[Rows from a dataset]
** BEGIN **
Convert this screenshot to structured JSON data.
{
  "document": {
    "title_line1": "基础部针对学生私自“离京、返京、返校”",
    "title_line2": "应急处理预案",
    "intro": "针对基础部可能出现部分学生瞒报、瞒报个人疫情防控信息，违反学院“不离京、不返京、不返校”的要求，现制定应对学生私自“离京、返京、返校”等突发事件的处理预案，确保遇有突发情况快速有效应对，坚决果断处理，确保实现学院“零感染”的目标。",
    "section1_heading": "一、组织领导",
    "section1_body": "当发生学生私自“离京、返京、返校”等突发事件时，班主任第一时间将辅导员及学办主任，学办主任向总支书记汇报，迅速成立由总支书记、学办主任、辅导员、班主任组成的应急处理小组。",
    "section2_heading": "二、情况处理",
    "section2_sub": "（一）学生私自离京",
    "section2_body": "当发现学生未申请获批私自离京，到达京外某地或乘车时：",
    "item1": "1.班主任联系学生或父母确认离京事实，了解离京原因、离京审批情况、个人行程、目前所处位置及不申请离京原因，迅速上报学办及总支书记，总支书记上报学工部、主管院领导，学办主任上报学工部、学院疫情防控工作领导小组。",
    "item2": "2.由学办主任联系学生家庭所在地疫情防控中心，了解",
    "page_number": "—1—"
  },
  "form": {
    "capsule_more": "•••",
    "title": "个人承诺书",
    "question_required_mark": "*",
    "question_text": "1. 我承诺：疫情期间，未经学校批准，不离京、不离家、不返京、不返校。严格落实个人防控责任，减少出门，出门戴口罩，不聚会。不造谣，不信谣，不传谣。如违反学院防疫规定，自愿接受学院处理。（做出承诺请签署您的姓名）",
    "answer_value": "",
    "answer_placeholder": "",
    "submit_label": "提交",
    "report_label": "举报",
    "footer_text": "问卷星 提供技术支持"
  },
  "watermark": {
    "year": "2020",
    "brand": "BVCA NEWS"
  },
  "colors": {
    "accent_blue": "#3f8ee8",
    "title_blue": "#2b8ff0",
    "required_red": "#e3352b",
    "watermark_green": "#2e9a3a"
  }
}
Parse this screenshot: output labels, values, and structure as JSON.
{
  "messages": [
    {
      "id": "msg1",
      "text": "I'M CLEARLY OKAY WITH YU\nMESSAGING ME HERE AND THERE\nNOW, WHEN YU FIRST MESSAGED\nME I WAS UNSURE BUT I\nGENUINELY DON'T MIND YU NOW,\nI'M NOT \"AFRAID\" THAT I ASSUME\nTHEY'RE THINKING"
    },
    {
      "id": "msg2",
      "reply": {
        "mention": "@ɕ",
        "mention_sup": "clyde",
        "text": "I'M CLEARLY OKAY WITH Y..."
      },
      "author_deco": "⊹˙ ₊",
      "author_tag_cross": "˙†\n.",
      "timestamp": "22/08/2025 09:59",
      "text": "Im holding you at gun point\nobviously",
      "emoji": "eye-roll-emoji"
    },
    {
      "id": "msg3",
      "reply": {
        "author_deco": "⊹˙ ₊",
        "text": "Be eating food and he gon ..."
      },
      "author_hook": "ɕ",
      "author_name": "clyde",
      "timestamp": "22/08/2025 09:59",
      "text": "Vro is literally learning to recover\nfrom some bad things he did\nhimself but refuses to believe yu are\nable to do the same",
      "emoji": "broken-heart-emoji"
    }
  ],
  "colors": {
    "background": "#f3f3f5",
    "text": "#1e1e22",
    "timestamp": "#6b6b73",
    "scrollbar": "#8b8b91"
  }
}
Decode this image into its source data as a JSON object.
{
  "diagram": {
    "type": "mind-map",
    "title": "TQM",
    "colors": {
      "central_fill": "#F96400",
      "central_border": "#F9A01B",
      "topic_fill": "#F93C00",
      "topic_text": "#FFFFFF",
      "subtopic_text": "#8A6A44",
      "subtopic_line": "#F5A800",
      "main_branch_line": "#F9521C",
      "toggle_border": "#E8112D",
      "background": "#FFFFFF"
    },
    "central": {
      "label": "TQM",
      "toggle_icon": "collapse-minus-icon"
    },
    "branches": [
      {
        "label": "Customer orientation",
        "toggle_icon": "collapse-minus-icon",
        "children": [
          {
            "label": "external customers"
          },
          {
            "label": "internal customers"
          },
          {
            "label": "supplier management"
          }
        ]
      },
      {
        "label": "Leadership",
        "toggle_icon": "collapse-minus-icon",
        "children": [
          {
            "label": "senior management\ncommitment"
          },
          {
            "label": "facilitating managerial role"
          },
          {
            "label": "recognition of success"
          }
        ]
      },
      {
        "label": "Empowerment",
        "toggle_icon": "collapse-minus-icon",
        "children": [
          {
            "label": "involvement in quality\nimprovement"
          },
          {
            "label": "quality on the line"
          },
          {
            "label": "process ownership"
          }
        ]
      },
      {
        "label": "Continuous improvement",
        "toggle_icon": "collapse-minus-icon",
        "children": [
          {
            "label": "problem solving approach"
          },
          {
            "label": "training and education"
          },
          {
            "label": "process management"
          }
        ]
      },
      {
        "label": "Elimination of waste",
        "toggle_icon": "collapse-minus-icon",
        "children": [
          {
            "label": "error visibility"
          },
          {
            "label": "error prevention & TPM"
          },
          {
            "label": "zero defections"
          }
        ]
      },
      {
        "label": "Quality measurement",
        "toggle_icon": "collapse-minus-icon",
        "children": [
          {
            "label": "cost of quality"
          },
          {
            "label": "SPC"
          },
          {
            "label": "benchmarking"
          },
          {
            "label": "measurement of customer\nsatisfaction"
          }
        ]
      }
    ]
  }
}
** END **
The entries above should be repeated exactly, every one of them.

Convert this screenshot to structured JSON data.
{
  "document": {
    "title_line1": "基础部针对学生私自“离京、返京、返校”",
    "title_line2": "应急处理预案",
    "intro": "针对基础部可能出现部分学生瞒报、瞒报个人疫情防控信息，违反学院“不离京、不返京、不返校”的要求，现制定应对学生私自“离京、返京、返校”等突发事件的处理预案，确保遇有突发情况快速有效应对，坚决果断处理，确保实现学院“零感染”的目标。",
    "section1_heading": "一、组织领导",
    "section1_body": "当发生学生私自“离京、返京、返校”等突发事件时，班主任第一时间将辅导员及学办主任，学办主任向总支书记汇报，迅速成立由总支书记、学办主任、辅导员、班主任组成的应急处理小组。",
    "section2_heading": "二、情况处理",
    "section2_sub": "（一）学生私自离京",
    "section2_body": "当发现学生未申请获批私自离京，到达京外某地或乘车时：",
    "item1": "1.班主任联系学生或父母确认离京事实，了解离京原因、离京审批情况、个人行程、目前所处位置及不申请离京原因，迅速上报学办及总支书记，总支书记上报学工部、主管院领导，学办主任上报学工部、学院疫情防控工作领导小组。",
    "item2": "2.由学办主任联系学生家庭所在地疫情防控中心，了解",
    "page_number": "—1—"
  },
  "form": {
    "capsule_more": "•••",
    "title": "个人承诺书",
    "question_required_mark": "*",
    "question_text": "1. 我承诺：疫情期间，未经学校批准，不离京、不离家、不返京、不返校。严格落实个人防控责任，减少出门，出门戴口罩，不聚会。不造谣，不信谣，不传谣。如违反学院防疫规定，自愿接受学院处理。（做出承诺请签署您的姓名）",
    "answer_value": "",
    "answer_placeholder": "",
    "submit_label": "提交",
    "report_label": "举报",
    "footer_text": "问卷星 提供技术支持"
  },
  "watermark": {
    "year": "2020",
    "brand": "BVCA NEWS"
  },
  "colors": {
    "accent_blue": "#3f8ee8",
    "title_blue": "#2b8ff0",
    "required_red": "#e3352b",
    "watermark_green": "#2e9a3a"
  }
}
Parse this screenshot: output labels, values, and structure as JSON.
{
  "messages": [
    {
      "id": "msg1",
      "text": "I'M CLEARLY OKAY WITH YU\nMESSAGING ME HERE AND THERE\nNOW, WHEN YU FIRST MESSAGED\nME I WAS UNSURE BUT I\nGENUINELY DON'T MIND YU NOW,\nI'M NOT \"AFRAID\" THAT I ASSUME\nTHEY'RE THINKING"
    },
    {
      "id": "msg2",
      "reply": {
        "mention": "@ɕ",
        "mention_sup": "clyde",
        "text": "I'M CLEARLY OKAY WITH Y..."
      },
      "author_deco": "⊹˙ ₊",
      "author_tag_cross": "˙†\n.",
      "timestamp": "22/08/2025 09:59",
      "text": "Im holding you at gun point\nobviously",
      "emoji": "eye-roll-emoji"
    },
    {
      "id": "msg3",
      "reply": {
        "author_deco": "⊹˙ ₊",
        "text": "Be eating food and he gon ..."
      },
      "author_hook": "ɕ",
      "author_name": "clyde",
      "timestamp": "22/08/2025 09:59",
      "text": "Vro is literally learning to recover\nfrom some bad things he did\nhimself but refuses to believe yu are\nable to do the same",
      "emoji": "broken-heart-emoji"
    }
  ],
  "colors": {
    "background": "#f3f3f5",
    "text": "#1e1e22",
    "timestamp": "#6b6b73",
    "scrollbar": "#8b8b91"
  }
}
Decode this image into its source data as a JSON object.
{
  "diagram": {
    "type": "mind-map",
    "title": "TQM",
    "colors": {
      "central_fill": "#F96400",
      "central_border": "#F9A01B",
      "topic_fill": "#F93C00",
      "topic_text": "#FFFFFF",
      "subtopic_text": "#8A6A44",
      "subtopic_line": "#F5A800",
      "main_branch_line": "#F9521C",
      "toggle_border": "#E8112D",
      "background": "#FFFFFF"
    },
    "central": {
      "label": "TQM",
      "toggle_icon": "collapse-minus-icon"
    },
    "branches": [
      {
        "label": "Customer orientation",
        "toggle_icon": "collapse-minus-icon",
        "children": [
          {
            "label": "external customers"
          },
          {
            "label": "internal customers"
          },
          {
            "label": "supplier management"
          }
        ]
      },
      {
        "label": "Leadership",
        "toggle_icon": "collapse-minus-icon",
        "children": [
          {
            "label": "senior management\ncommitment"
          },
          {
            "label": "facilitating managerial role"
          },
          {
            "label": "recognition of success"
          }
        ]
      },
      {
        "label": "Empowerment",
        "toggle_icon": "collapse-minus-icon",
        "children": [
          {
            "label": "involvement in quality\nimprovement"
          },
          {
            "label": "quality on the line"
          },
          {
            "label": "process ownership"
          }
        ]
      },
      {
        "label": "Continuous improvement",
        "toggle_icon": "collapse-minus-icon",
        "children": [
          {
            "label": "problem solving approach"
          },
          {
            "label": "training and education"
          },
          {
            "label": "process management"
          }
        ]
      },
      {
        "label": "Elimination of waste",
        "toggle_icon": "collapse-minus-icon",
        "children": [
          {
            "label": "error visibility"
          },
          {
            "label": "error prevention & TPM"
          },
          {
            "label": "zero defections"
          }
        ]
      },
      {
        "label": "Quality measurement",
        "toggle_icon": "collapse-minus-icon",
        "children": [
          {
            "label": "cost of quality"
          },
          {
            "label": "SPC"
          },
          {
            "label": "benchmarking"
          },
          {
            "label": "measurement of customer\nsatisfaction"
          }
        ]
      }
    ]
  }
}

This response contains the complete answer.